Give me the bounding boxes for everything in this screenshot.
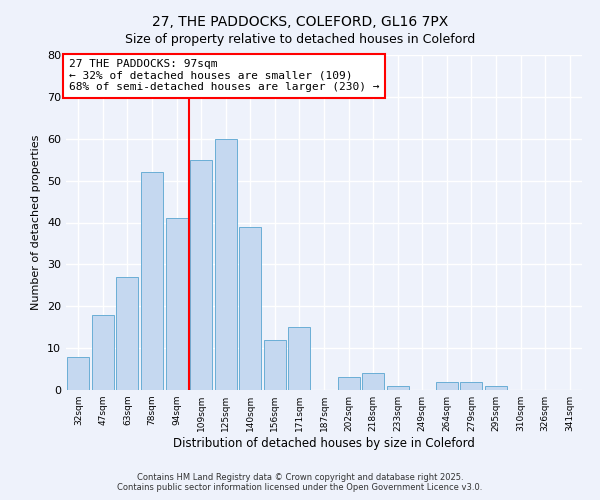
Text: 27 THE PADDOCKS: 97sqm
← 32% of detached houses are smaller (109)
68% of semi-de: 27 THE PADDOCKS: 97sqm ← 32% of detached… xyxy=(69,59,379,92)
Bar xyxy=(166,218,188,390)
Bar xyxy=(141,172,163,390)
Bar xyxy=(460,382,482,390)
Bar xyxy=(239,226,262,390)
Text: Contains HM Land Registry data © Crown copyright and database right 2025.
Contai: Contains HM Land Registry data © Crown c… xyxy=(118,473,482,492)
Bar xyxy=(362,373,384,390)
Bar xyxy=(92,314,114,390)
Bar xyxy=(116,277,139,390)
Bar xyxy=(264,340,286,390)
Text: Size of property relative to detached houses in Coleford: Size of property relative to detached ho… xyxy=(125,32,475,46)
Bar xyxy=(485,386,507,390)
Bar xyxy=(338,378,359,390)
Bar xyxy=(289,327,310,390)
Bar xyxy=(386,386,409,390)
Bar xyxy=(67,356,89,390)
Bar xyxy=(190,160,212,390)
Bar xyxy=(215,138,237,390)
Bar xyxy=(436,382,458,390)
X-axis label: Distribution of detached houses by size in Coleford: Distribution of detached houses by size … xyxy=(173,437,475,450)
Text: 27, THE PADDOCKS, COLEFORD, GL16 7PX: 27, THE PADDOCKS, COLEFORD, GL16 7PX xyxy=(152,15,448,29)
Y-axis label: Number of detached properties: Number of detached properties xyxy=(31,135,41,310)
----------------
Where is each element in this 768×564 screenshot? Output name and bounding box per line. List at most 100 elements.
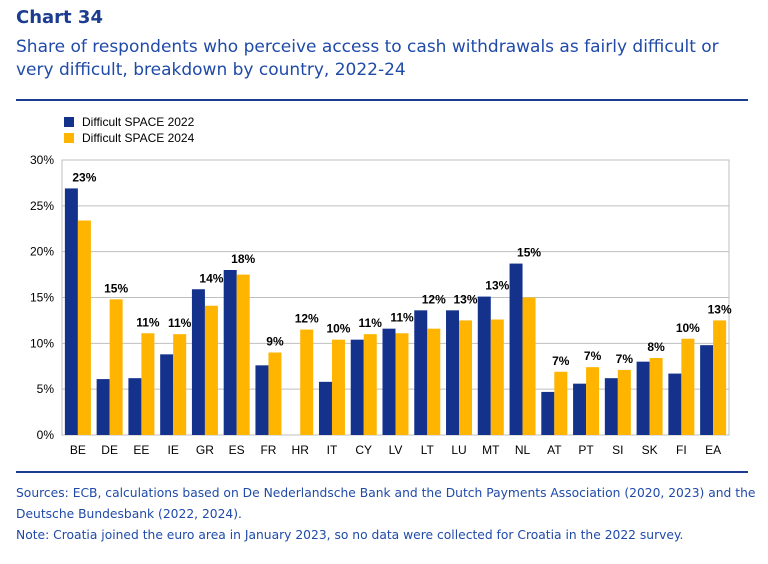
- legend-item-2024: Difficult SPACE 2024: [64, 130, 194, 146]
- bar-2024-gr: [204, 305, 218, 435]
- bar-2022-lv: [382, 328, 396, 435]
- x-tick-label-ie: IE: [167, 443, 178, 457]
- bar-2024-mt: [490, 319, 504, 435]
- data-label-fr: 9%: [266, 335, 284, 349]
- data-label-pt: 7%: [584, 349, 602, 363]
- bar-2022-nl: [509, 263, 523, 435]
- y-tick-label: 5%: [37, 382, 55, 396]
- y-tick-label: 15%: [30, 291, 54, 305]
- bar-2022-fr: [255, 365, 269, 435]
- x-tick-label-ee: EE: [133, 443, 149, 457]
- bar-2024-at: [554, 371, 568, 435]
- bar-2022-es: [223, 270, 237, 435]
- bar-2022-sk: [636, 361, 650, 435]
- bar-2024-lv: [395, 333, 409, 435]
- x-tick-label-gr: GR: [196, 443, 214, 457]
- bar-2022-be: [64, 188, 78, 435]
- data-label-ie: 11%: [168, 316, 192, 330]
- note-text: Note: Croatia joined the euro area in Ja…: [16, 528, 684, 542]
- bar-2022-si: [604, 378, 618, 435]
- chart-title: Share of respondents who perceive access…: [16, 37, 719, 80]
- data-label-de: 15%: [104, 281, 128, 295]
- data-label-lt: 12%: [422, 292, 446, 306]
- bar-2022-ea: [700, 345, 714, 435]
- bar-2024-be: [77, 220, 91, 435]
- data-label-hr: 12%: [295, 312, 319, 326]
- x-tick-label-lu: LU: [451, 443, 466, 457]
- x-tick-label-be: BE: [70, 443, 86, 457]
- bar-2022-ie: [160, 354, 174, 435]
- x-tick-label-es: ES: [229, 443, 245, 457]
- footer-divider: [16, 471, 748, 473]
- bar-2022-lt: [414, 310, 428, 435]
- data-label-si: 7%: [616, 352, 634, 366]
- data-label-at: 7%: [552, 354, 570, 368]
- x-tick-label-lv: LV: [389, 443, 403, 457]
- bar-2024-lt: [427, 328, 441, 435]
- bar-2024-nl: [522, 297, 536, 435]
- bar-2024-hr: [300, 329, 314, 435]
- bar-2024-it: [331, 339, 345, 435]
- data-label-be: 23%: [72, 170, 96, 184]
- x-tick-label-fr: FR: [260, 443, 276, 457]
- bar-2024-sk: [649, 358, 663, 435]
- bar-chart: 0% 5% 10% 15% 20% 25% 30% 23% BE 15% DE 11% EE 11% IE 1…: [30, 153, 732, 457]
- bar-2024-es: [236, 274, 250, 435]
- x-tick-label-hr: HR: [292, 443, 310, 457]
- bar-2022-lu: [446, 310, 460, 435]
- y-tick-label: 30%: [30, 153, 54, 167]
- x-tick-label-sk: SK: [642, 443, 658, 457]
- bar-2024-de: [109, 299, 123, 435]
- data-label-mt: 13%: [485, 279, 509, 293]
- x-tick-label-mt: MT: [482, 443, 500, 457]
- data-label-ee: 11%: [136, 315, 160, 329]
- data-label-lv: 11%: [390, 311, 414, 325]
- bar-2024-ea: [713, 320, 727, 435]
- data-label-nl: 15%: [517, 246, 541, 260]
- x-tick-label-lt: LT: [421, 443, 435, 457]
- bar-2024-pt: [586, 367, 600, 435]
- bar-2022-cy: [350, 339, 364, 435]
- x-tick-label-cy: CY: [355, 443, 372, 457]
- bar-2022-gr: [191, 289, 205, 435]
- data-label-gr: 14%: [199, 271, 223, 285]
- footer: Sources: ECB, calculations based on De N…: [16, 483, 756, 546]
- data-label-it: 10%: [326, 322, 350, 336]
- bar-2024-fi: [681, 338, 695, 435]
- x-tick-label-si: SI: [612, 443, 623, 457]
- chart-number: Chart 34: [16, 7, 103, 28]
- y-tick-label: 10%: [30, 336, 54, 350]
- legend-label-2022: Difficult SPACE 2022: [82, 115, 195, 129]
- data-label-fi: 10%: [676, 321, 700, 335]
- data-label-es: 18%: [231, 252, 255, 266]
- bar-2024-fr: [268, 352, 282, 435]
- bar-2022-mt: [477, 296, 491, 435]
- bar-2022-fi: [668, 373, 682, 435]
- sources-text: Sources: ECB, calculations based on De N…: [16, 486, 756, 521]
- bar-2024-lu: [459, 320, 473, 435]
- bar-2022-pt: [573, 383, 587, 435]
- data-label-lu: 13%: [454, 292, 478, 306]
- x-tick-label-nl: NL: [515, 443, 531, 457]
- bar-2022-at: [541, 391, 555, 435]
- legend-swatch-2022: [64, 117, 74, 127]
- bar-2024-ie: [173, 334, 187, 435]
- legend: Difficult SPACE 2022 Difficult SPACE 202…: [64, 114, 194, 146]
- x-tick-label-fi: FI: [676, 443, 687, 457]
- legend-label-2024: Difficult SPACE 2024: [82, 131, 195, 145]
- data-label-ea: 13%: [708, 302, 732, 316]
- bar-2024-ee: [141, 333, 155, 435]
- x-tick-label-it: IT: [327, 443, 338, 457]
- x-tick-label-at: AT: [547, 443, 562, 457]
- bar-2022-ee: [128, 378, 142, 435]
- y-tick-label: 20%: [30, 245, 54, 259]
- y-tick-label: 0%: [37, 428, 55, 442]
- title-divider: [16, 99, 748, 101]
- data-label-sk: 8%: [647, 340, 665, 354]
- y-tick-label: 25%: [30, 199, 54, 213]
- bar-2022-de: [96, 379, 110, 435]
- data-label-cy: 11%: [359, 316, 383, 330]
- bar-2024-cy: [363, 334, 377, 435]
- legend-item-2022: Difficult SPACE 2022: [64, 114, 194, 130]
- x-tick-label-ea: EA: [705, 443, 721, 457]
----------------
Copy out the data from the line containing "- legend-item-2024: Difficult" through the line containing "- y-tick-label: 5%: [37, 382, 55, 396]", including both of those lines, with nothing changed.

- legend-item-2024: Difficult SPACE 2024: [64, 130, 194, 146]
- bar-2024-gr: [204, 305, 218, 435]
- bar-2022-lv: [382, 328, 396, 435]
- x-tick-label-ie: IE: [167, 443, 178, 457]
- bar-2024-mt: [490, 319, 504, 435]
- data-label-fr: 9%: [266, 335, 284, 349]
- data-label-pt: 7%: [584, 349, 602, 363]
- bar-2022-nl: [509, 263, 523, 435]
- y-tick-label: 5%: [37, 382, 55, 396]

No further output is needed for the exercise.